## Begin TEXT EXCERPT

And to think I just got them shooting real well lol. Oh well. I have some Gt Pro Series 22's on order. Guess ill put 100 grain glue in points cut em to 28" and shoot rockets indoors!


----------



## Brown Hornet (Aug 8, 2002)

Jbird said:


> $80 for a set of 2315 Cobalts isn't really a deal breaker for people who avg spending $1000 plus on their bow. And they have until next year to buy them. Now if you told them they had to buy a new bow to shoot next year, I think you would lose a few. We're talking tournament shooters here, not back yard shooters. They can keep shooting whatever they have.
> Jbird


Exactly....do people really think that someone is NOT going to go to Nationals or states or regionals or whatever because they may have to buy different arrows?:embara:

Just isn't gonna happen...I have 3-4 doz indoor shafts...FITA legal, 2412's (two sets), & 2512s and was getting ready to buy a doz 2314's...Fact of the matter is that it is just an excuse that is gonna be used by people who THINK they NEED the FAT LOGS.....and not one of those shafts was FREE or a sponsor deal...I paid Joe price for all of them....well Hornet price anyway:wink:

I really think most people buy new arrows for indoors anyway every year.....

## End TEXT EXCERPT
## Begin SUPPLIED INFORMATION

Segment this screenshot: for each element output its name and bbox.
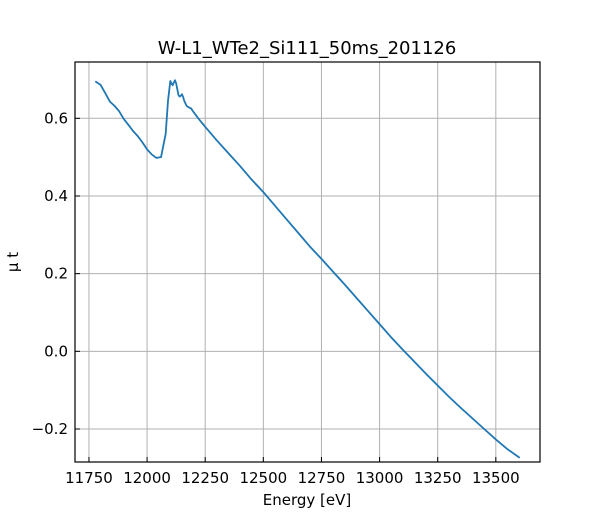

## End SUPPLIED INFORMATION

WRITTEN TASKS:
a – In the archery forum thread, reproduce the passage starting at "## Brown Hornet" and ending at "whatever they have.", substituting "league shooters" for "tournament shooters".
b – Check each statement against the archery forum thread. Answer yes or no, and quote the words that decide it.
(i) According to the quoted post, a set of 2315 Cobalts costs $80.
(ii) Brown Hornet got some of the indoor shafts through a sponsor deal.
(iii) Brown Hornet owns two sets of 2412's.

ANSWERS IN ORDER:
a –
## Brown Hornet (Aug 8, 2002)

Jbird said:


> $80 for a set of 2315 Cobalts isn't really a deal breaker for people who avg spending $1000 plus on their bow. And they have until next year to buy them. Now if you told them they had to buy a new bow to shoot next year, I think you would lose a few. We're talking league shooters here, not back yard shooters. They can keep shooting whatever they have.

b –
(i) Yes: "$80 for a set of 2315 Cobalts"
(ii) No: "not one of those shafts was FREE or a sponsor deal"
(iii) Yes: "2412's (two sets)"